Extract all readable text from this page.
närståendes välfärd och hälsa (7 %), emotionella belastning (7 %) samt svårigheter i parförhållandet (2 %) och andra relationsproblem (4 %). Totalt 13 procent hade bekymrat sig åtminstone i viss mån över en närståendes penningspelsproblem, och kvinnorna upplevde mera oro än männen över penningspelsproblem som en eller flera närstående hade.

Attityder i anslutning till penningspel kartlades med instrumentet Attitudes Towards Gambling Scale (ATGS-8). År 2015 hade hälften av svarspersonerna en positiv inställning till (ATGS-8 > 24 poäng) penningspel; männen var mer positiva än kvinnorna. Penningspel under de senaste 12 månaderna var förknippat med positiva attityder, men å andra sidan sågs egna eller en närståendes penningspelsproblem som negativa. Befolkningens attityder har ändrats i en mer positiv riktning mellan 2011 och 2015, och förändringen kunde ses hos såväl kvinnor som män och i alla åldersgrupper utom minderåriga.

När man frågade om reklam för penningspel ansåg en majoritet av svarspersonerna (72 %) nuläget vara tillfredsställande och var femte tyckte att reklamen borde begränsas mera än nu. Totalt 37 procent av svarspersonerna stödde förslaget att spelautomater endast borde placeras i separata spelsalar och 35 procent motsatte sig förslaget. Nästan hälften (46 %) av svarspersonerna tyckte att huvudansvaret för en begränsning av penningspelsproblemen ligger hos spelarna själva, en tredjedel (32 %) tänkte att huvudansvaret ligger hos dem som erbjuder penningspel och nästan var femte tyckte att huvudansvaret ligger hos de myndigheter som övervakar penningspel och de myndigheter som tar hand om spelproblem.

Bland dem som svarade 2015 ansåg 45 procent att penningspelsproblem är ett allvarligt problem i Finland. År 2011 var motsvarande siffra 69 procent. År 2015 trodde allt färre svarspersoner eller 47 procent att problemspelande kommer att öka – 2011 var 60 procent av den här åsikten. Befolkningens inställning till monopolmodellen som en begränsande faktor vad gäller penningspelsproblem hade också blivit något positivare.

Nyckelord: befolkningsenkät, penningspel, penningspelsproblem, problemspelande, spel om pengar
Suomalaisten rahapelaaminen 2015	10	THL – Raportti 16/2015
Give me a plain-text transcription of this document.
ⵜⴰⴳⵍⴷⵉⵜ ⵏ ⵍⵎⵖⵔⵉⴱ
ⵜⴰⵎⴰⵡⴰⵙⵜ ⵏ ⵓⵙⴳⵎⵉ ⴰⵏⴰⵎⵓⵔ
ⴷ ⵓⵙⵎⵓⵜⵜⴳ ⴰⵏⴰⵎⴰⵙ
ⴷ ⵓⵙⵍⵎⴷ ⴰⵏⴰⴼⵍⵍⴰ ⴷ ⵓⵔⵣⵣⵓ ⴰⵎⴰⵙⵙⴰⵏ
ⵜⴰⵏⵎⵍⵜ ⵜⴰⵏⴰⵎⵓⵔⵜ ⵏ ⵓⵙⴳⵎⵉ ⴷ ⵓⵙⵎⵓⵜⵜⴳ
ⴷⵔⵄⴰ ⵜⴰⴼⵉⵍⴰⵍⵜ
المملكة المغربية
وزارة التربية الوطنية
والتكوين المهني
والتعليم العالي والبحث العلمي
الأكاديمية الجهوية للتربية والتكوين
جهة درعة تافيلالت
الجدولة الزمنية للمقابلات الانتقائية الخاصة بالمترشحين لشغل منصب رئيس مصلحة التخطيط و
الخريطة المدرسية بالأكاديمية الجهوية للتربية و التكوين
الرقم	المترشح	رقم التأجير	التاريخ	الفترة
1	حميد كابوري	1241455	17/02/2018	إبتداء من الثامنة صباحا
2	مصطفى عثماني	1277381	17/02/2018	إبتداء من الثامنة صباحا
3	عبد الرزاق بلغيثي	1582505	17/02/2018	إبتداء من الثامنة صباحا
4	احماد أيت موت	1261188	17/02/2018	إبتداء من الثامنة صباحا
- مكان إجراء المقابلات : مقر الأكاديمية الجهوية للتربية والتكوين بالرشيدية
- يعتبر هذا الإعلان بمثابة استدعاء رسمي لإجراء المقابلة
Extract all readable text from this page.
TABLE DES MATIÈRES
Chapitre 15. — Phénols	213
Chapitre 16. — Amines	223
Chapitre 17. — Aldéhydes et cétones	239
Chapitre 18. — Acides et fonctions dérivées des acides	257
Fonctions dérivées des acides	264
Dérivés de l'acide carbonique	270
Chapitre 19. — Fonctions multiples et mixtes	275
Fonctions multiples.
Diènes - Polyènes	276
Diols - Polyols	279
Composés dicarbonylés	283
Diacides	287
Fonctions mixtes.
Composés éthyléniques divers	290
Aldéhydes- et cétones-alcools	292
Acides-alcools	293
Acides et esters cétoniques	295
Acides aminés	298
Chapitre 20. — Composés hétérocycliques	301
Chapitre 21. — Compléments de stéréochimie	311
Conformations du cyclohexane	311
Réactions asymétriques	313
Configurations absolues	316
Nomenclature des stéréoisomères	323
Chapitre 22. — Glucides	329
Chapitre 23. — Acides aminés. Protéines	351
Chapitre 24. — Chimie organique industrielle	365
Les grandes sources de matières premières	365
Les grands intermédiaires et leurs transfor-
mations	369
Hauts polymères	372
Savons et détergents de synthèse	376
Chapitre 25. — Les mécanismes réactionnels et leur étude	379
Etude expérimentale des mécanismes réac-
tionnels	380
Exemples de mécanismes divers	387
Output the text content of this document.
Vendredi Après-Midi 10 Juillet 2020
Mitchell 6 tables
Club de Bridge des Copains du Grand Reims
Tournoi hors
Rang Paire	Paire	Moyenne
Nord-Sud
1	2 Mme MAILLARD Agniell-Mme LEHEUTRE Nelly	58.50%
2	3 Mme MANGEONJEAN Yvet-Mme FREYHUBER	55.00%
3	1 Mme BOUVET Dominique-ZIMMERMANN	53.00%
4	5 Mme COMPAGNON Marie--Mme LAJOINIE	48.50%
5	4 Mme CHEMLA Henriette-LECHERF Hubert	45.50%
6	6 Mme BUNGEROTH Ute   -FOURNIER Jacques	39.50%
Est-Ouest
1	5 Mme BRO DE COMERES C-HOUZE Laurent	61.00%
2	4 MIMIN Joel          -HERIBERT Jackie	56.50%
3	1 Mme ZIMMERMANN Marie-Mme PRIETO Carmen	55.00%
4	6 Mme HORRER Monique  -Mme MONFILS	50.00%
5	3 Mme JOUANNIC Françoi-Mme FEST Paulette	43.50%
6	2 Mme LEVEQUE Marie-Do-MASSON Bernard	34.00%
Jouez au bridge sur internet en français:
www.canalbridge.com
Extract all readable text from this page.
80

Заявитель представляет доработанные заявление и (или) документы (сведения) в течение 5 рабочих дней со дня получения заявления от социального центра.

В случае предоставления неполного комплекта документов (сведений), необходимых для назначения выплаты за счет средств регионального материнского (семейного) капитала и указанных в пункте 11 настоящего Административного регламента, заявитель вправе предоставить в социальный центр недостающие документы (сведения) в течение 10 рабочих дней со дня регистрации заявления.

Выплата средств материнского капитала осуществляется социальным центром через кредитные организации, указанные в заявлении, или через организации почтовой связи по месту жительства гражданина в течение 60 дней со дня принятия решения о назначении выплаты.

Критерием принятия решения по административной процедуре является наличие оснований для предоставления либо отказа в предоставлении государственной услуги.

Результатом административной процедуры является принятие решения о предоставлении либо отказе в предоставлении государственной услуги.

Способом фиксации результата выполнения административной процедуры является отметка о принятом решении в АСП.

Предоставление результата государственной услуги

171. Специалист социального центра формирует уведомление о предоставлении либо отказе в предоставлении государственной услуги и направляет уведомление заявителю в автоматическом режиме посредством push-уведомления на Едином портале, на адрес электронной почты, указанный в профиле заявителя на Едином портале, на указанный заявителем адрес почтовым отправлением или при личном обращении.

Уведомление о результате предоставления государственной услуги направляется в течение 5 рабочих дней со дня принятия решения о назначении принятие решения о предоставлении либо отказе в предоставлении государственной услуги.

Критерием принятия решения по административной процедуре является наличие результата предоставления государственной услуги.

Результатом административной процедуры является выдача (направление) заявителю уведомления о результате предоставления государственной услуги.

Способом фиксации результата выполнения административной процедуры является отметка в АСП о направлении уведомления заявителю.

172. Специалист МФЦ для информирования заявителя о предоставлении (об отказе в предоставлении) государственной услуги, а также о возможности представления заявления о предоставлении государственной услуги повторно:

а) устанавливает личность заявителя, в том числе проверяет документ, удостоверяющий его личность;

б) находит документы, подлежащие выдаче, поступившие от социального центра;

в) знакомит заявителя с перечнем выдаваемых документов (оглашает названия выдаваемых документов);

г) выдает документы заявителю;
================
Request:
Using the listing, collect all lines in which the string "mécanismes" is found.

Full response:
Chapitre 25. — Les mécanismes réactionnels et leur étude	379
Etude expérimentale des mécanismes réac-
Exemples de mécanismes divers	387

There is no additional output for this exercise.